◆ **EXERCISE PROMPT**: Look for the word "ylabel" in the entries below, then copy every line that has it.
Start EXTRACTED DATA
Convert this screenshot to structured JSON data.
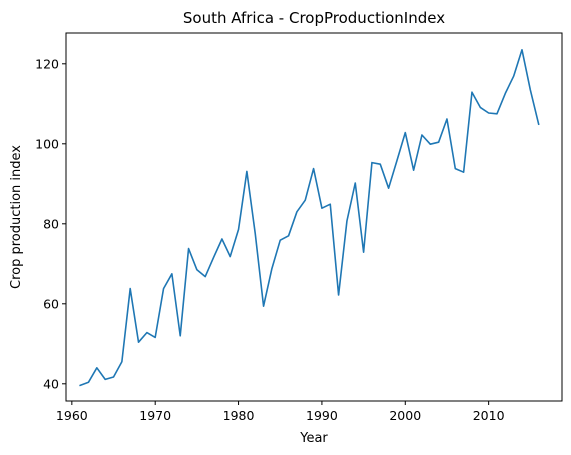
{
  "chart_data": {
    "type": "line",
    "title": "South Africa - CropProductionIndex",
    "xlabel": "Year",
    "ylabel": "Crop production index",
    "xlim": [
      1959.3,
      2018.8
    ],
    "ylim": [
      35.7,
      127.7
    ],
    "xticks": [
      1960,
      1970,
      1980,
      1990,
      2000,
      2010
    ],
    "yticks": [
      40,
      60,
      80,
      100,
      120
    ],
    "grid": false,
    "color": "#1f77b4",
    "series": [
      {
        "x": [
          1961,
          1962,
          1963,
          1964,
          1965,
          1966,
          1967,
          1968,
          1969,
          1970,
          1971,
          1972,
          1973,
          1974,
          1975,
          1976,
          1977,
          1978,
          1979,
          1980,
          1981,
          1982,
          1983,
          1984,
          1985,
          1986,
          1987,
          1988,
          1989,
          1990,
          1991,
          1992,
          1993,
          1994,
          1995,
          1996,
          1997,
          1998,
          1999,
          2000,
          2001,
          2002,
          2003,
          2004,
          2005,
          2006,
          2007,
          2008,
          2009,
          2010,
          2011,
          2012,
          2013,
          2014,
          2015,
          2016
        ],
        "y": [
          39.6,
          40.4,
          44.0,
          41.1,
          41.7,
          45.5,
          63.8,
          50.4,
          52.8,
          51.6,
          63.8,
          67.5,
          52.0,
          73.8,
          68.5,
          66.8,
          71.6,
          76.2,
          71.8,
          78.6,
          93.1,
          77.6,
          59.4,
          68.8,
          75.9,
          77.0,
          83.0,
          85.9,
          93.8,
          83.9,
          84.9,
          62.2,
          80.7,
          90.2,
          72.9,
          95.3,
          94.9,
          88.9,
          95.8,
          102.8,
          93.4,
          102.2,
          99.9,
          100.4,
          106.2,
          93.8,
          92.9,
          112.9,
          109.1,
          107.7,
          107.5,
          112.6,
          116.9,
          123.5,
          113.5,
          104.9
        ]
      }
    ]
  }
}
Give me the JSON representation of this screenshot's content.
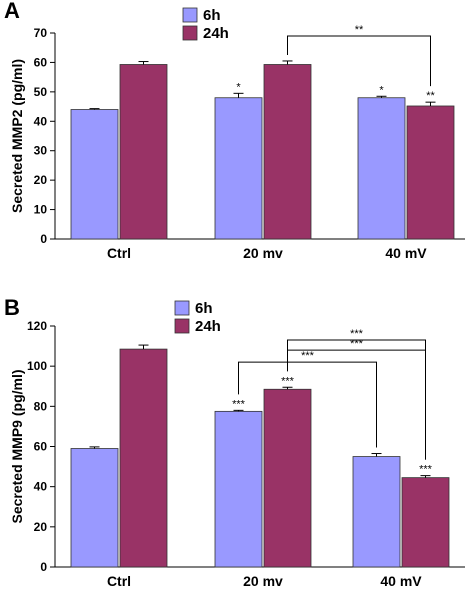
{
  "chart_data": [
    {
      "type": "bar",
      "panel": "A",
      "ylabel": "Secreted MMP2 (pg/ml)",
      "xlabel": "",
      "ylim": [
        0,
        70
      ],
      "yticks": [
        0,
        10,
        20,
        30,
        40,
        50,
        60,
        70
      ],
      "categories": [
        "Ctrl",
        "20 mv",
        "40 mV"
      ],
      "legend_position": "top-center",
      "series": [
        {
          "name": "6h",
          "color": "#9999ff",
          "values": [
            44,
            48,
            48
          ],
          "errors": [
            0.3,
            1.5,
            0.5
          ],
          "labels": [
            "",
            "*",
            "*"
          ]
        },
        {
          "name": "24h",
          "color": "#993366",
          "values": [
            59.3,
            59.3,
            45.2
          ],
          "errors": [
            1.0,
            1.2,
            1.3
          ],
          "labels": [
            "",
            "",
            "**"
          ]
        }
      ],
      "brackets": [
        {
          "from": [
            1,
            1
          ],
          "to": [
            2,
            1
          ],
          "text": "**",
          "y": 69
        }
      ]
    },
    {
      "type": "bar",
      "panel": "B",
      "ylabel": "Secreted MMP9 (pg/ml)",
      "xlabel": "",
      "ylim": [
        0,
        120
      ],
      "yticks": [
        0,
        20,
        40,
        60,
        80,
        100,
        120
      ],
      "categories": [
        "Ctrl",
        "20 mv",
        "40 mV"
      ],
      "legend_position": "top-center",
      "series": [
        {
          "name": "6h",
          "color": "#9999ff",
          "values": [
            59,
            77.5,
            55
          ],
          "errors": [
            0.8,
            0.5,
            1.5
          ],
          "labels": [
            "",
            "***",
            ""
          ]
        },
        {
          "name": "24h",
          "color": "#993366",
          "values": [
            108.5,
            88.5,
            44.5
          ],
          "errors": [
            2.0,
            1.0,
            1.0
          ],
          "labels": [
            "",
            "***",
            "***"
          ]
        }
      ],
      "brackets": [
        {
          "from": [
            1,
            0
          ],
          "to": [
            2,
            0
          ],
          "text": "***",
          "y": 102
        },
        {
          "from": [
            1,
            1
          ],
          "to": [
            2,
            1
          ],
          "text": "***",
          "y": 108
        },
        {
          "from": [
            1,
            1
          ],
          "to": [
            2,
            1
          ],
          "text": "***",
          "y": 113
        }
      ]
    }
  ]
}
End EXTRACTED DATA
◆ **EXERCISE RESULT**:
    "ylabel": "Crop production index",
      "ylabel": "Secreted MMP2 (pg/ml)",
      "ylabel": "Secreted MMP9 (pg/ml)",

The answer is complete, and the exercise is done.